## Given problem:
All entries below need to be written out exactly, but without their pictures.

Extracts from a graphics dataset:
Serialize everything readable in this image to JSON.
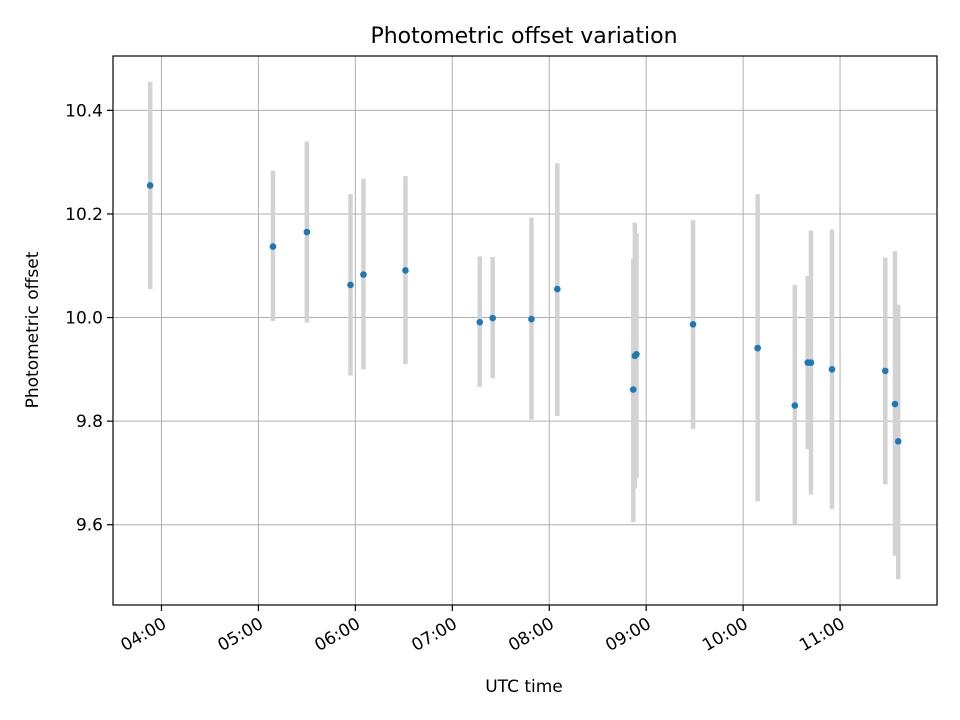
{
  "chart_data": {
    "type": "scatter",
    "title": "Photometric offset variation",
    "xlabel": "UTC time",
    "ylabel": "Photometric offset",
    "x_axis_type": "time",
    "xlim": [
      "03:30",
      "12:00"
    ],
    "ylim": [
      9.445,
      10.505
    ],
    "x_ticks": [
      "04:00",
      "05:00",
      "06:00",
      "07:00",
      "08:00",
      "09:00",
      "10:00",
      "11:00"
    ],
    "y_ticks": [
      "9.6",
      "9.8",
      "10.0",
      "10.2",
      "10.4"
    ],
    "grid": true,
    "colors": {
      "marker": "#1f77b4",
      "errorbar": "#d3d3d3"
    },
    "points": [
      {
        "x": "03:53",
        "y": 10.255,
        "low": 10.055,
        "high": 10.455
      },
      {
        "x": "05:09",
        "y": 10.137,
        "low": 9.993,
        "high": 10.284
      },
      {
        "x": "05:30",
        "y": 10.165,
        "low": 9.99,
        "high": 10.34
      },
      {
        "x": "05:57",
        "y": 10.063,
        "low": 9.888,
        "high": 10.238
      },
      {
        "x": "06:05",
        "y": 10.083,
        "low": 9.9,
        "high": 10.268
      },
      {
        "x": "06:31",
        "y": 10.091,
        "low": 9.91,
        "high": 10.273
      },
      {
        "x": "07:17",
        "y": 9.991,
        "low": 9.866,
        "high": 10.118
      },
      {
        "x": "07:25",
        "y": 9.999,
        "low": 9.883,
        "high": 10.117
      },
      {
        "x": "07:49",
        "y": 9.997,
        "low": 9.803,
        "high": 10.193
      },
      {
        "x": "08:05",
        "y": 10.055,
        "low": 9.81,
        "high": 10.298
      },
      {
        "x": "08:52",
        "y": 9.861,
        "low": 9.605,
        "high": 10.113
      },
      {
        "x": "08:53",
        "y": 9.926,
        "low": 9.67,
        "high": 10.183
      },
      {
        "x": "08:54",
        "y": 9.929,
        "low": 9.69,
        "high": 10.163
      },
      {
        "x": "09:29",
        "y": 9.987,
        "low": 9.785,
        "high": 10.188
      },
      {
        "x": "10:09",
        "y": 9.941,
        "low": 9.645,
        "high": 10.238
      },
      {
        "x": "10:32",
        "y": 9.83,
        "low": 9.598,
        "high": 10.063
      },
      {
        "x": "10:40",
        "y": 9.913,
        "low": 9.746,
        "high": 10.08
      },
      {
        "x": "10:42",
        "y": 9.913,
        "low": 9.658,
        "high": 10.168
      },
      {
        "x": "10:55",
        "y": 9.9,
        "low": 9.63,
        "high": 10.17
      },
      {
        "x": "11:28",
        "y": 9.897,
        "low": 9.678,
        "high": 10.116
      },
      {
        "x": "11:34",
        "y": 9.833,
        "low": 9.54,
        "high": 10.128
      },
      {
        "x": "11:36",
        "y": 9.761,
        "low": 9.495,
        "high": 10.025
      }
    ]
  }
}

## Response:
Serialize everything readable in this image to JSON.
{
  "chart_data": {
    "type": "scatter",
    "title": "Photometric offset variation",
    "xlabel": "UTC time",
    "ylabel": "Photometric offset",
    "x_axis_type": "time",
    "xlim": [
      "03:30",
      "12:00"
    ],
    "ylim": [
      9.445,
      10.505
    ],
    "x_ticks": [
      "04:00",
      "05:00",
      "06:00",
      "07:00",
      "08:00",
      "09:00",
      "10:00",
      "11:00"
    ],
    "y_ticks": [
      "9.6",
      "9.8",
      "10.0",
      "10.2",
      "10.4"
    ],
    "grid": true,
    "colors": {
      "marker": "#1f77b4",
      "errorbar": "#d3d3d3"
    },
    "points": [
      {
        "x": "03:53",
        "y": 10.255,
        "low": 10.055,
        "high": 10.455
      },
      {
        "x": "05:09",
        "y": 10.137,
        "low": 9.993,
        "high": 10.284
      },
      {
        "x": "05:30",
        "y": 10.165,
        "low": 9.99,
        "high": 10.34
      },
      {
        "x": "05:57",
        "y": 10.063,
        "low": 9.888,
        "high": 10.238
      },
      {
        "x": "06:05",
        "y": 10.083,
        "low": 9.9,
        "high": 10.268
      },
      {
        "x": "06:31",
        "y": 10.091,
        "low": 9.91,
        "high": 10.273
      },
      {
        "x": "07:17",
        "y": 9.991,
        "low": 9.866,
        "high": 10.118
      },
      {
        "x": "07:25",
        "y": 9.999,
        "low": 9.883,
        "high": 10.117
      },
      {
        "x": "07:49",
        "y": 9.997,
        "low": 9.803,
        "high": 10.193
      },
      {
        "x": "08:05",
        "y": 10.055,
        "low": 9.81,
        "high": 10.298
      },
      {
        "x": "08:52",
        "y": 9.861,
        "low": 9.605,
        "high": 10.113
      },
      {
        "x": "08:53",
        "y": 9.926,
        "low": 9.67,
        "high": 10.183
      },
      {
        "x": "08:54",
        "y": 9.929,
        "low": 9.69,
        "high": 10.163
      },
      {
        "x": "09:29",
        "y": 9.987,
        "low": 9.785,
        "high": 10.188
      },
      {
        "x": "10:09",
        "y": 9.941,
        "low": 9.645,
        "high": 10.238
      },
      {
        "x": "10:32",
        "y": 9.83,
        "low": 9.598,
        "high": 10.063
      },
      {
        "x": "10:40",
        "y": 9.913,
        "low": 9.746,
        "high": 10.08
      },
      {
        "x": "10:42",
        "y": 9.913,
        "low": 9.658,
        "high": 10.168
      },
      {
        "x": "10:55",
        "y": 9.9,
        "low": 9.63,
        "high": 10.17
      },
      {
        "x": "11:28",
        "y": 9.897,
        "low": 9.678,
        "high": 10.116
      },
      {
        "x": "11:34",
        "y": 9.833,
        "low": 9.54,
        "high": 10.128
      },
      {
        "x": "11:36",
        "y": 9.761,
        "low": 9.495,
        "high": 10.025
      }
    ]
  }
}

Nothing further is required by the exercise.